What to do: In the records below, find each line containing the word "title" and copy it.

─── Records supplied

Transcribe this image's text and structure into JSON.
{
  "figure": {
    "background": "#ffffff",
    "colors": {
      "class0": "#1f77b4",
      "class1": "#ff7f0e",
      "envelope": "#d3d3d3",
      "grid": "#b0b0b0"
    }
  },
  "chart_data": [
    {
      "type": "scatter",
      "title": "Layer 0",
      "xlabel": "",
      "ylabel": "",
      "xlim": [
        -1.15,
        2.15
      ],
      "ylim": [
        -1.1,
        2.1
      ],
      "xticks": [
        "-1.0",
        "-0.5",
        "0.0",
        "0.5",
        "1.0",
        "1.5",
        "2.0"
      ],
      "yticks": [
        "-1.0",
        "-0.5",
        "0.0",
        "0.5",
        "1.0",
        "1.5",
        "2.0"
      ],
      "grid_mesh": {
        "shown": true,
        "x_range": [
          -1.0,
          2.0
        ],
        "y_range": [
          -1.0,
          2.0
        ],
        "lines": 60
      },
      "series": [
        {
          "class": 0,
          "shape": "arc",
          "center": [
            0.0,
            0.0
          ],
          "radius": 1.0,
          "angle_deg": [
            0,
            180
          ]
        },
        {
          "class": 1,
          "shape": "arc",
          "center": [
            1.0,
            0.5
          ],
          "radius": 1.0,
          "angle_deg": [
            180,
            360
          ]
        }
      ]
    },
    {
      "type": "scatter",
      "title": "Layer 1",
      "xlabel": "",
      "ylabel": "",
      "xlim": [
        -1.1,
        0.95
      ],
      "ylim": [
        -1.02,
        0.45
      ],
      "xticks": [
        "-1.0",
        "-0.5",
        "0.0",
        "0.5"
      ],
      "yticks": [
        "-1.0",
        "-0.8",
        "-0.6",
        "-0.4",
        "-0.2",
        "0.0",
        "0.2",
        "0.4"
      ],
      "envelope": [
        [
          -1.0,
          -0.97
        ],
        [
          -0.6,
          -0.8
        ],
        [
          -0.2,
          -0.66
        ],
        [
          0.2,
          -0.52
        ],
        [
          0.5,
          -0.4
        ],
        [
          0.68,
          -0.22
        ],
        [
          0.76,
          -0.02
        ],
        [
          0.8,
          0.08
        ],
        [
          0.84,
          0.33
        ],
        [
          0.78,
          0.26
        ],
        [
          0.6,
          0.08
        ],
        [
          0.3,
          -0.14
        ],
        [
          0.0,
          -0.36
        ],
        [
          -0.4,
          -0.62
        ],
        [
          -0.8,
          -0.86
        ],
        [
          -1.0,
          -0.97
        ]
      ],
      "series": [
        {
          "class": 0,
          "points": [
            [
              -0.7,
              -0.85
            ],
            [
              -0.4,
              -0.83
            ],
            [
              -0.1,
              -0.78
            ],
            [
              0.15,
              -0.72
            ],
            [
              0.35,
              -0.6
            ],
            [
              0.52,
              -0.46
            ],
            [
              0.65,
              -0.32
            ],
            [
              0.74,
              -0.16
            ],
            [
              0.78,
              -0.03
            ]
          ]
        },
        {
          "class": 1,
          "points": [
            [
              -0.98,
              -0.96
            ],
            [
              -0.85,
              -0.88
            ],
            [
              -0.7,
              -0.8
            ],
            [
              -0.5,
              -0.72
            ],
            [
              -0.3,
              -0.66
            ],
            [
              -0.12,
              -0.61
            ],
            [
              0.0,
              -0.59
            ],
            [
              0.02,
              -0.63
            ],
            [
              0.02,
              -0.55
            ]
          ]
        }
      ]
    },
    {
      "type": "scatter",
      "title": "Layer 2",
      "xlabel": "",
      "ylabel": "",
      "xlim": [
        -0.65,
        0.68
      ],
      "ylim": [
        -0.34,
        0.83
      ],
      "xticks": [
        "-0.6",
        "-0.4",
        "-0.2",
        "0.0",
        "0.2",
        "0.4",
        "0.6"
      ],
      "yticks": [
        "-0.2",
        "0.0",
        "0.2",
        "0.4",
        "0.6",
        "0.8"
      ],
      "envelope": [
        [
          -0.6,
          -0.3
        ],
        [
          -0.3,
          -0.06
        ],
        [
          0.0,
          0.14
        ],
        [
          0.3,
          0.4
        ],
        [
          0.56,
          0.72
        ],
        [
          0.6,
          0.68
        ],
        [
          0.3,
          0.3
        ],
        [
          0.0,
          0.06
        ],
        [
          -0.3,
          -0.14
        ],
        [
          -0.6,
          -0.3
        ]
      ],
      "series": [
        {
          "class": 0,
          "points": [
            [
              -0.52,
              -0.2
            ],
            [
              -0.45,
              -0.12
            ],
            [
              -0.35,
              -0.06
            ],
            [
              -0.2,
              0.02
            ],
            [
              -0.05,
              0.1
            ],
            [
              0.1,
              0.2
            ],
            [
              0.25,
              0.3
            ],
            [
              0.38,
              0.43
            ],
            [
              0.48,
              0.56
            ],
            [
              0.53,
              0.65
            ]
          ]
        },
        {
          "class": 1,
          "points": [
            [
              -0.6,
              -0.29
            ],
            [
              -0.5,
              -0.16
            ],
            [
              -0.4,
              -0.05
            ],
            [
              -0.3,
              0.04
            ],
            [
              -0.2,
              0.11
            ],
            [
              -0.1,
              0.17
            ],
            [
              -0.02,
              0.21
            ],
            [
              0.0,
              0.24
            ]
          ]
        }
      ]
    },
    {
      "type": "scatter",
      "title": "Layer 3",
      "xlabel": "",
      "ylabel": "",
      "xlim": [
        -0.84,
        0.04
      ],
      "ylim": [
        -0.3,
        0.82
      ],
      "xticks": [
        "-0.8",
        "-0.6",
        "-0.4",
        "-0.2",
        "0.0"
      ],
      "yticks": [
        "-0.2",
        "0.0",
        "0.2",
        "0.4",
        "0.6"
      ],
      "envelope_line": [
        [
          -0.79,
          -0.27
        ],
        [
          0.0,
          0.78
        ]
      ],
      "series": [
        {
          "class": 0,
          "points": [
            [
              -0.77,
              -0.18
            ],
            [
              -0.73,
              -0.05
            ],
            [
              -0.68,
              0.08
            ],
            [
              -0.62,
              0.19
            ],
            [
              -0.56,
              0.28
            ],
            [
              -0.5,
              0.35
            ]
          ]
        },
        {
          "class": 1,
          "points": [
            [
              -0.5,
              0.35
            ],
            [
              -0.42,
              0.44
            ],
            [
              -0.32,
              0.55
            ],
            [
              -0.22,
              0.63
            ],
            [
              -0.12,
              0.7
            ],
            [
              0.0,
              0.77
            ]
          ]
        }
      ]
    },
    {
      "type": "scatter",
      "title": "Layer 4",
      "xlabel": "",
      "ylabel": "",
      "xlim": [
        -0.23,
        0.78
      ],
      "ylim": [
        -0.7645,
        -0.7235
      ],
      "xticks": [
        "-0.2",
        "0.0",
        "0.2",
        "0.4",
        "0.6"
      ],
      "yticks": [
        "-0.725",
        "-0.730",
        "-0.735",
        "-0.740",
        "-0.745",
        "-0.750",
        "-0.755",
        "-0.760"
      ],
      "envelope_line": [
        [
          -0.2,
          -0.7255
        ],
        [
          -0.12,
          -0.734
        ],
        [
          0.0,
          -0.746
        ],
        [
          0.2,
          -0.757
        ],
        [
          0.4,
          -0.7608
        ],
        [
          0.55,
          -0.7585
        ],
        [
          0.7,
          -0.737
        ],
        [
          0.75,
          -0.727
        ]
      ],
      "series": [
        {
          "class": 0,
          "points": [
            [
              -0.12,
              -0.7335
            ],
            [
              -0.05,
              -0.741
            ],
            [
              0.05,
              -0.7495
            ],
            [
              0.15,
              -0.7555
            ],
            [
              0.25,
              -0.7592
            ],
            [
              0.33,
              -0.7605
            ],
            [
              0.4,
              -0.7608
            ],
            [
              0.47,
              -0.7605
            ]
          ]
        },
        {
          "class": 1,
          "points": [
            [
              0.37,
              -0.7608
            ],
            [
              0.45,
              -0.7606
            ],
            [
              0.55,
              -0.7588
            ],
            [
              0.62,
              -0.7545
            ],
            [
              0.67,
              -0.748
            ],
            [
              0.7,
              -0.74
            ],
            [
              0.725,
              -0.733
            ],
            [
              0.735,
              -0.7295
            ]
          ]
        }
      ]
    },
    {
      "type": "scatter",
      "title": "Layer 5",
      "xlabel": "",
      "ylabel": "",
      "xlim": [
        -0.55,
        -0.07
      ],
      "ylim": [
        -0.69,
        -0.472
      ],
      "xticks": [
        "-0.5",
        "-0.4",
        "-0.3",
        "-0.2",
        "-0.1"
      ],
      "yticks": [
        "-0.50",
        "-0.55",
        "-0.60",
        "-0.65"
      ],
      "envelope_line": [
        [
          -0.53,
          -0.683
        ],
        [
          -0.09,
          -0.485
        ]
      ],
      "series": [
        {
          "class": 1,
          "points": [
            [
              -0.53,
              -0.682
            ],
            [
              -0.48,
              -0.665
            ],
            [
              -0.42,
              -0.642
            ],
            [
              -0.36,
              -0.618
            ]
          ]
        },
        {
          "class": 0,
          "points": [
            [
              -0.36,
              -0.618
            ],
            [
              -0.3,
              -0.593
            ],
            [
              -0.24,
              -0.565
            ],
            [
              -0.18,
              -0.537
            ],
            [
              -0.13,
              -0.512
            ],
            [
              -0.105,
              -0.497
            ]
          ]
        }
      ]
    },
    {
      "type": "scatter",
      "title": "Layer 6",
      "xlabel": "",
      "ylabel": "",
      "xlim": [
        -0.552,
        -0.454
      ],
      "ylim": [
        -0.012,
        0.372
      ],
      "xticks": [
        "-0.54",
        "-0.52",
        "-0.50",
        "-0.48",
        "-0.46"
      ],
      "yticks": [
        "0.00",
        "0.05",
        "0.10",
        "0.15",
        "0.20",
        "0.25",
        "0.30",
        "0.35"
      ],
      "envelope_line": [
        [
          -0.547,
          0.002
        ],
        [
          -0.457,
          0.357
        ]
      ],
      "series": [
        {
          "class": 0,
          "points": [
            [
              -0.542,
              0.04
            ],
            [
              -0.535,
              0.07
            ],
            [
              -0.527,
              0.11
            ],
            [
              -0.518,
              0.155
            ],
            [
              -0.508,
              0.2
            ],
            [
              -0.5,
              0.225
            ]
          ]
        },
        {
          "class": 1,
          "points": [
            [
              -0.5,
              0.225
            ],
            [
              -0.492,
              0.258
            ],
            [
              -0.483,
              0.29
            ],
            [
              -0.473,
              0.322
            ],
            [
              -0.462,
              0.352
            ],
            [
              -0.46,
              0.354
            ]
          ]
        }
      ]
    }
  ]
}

──────

Result for this exercise:
      "title": "Layer 0",
      "title": "Layer 1",
      "title": "Layer 2",
      "title": "Layer 3",
      "title": "Layer 4",
      "title": "Layer 5",
      "title": "Layer 6",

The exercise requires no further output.